GIVEN REQUEST: Leave out every picture, then transcribe the rest of the listing exactly.

##############################

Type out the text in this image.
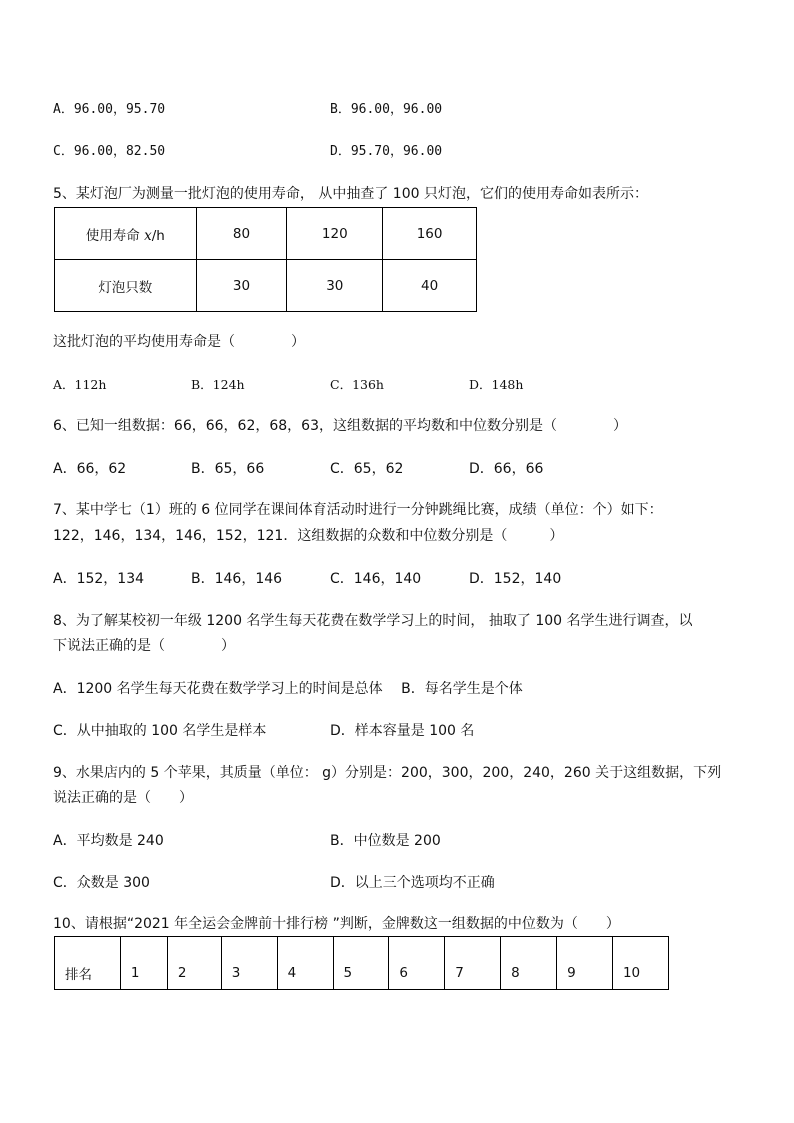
A．96.00，95.70	B．96.00，96.00
C．96.00，82.50	D．95.70，96.00
5、某灯泡厂为测量一批灯泡的使用寿命， 从中抽查了 100 只灯泡，它们的使用寿命如表所示：
使用寿命 x/h	80	120	160
灯泡只数	30	30	40
这批灯泡的平均使用寿命是（　　　　）
A．112h	B．124h	C．136h	D．148h
6、已知一组数据：66，66，62，68，63，这组数据的平均数和中位数分别是（　　　　）
A．66，62	B．65，66	C．65，62	D．66，66
7、某中学七（1）班的 6 位同学在课间体育活动时进行一分钟跳绳比赛，成绩（单位：个）如下：
122，146，134，146，152，121．这组数据的众数和中位数分别是（　　　）
A．152，134	B．146，146	C．146，140	D．152，140
8、为了解某校初一年级 1200 名学生每天花费在数学学习上的时间， 抽取了 100 名学生进行调查，以
下说法正确的是（　　　　）
A．1200 名学生每天花费在数学学习上的时间是总体　 B．每名学生是个体
C．从中抽取的 100 名学生是样本	D．样本容量是 100 名
9、水果店内的 5 个苹果，其质量（单位： g）分别是：200，300，200，240，260 关于这组数据，下列
说法正确的是（　　）
A．平均数是 240	B．中位数是 200
C．众数是 300	D．以上三个选项均不正确
10、请根据“2021 年全运会金牌前十排行榜 ”判断，金牌数这一组数据的中位数为（　　）
排名	1	2	3	4	5	6	7	8	9	10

##############################

ANSWER FOR THIS EXERCISE:
Type out the text in this image.
A．96.00，95.70	B．96.00，96.00
C．96.00，82.50	D．95.70，96.00
5、某灯泡厂为测量一批灯泡的使用寿命， 从中抽查了 100 只灯泡，它们的使用寿命如表所示：
使用寿命 x/h	80	120	160
灯泡只数	30	30	40
这批灯泡的平均使用寿命是（　　　　）
A．112h	B．124h	C．136h	D．148h
6、已知一组数据：66，66，62，68，63，这组数据的平均数和中位数分别是（　　　　）
A．66，62	B．65，66	C．65，62	D．66，66
7、某中学七（1）班的 6 位同学在课间体育活动时进行一分钟跳绳比赛，成绩（单位：个）如下：
122，146，134，146，152，121．这组数据的众数和中位数分别是（　　　）
A．152，134	B．146，146	C．146，140	D．152，140
8、为了解某校初一年级 1200 名学生每天花费在数学学习上的时间， 抽取了 100 名学生进行调查，以
下说法正确的是（　　　　）
A．1200 名学生每天花费在数学学习上的时间是总体　 B．每名学生是个体
C．从中抽取的 100 名学生是样本	D．样本容量是 100 名
9、水果店内的 5 个苹果，其质量（单位： g）分别是：200，300，200，240，260 关于这组数据，下列
说法正确的是（　　）
A．平均数是 240	B．中位数是 200
C．众数是 300	D．以上三个选项均不正确
10、请根据“2021 年全运会金牌前十排行榜 ”判断，金牌数这一组数据的中位数为（　　）
排名	1	2	3	4	5	6	7	8	9	10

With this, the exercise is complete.